-- Goal of the exercise --
Scan the material and copy every line in which "desk" appears.
** START OF Supplied material **
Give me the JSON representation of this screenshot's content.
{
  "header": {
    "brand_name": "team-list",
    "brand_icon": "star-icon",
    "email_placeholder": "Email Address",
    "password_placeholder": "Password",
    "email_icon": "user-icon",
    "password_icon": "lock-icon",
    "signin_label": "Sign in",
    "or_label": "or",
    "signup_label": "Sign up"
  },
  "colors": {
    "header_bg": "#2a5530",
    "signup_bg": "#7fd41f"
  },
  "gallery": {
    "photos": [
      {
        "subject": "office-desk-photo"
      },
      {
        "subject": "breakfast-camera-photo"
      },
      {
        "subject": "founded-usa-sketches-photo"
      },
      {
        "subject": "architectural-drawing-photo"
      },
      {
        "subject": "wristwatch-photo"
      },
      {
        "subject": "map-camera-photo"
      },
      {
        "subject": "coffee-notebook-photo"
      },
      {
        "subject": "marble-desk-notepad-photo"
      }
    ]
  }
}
** END OF Supplied material **
-- Result of this exercise --
        "subject": "office-desk-photo"
        "subject": "marble-desk-notepad-photo"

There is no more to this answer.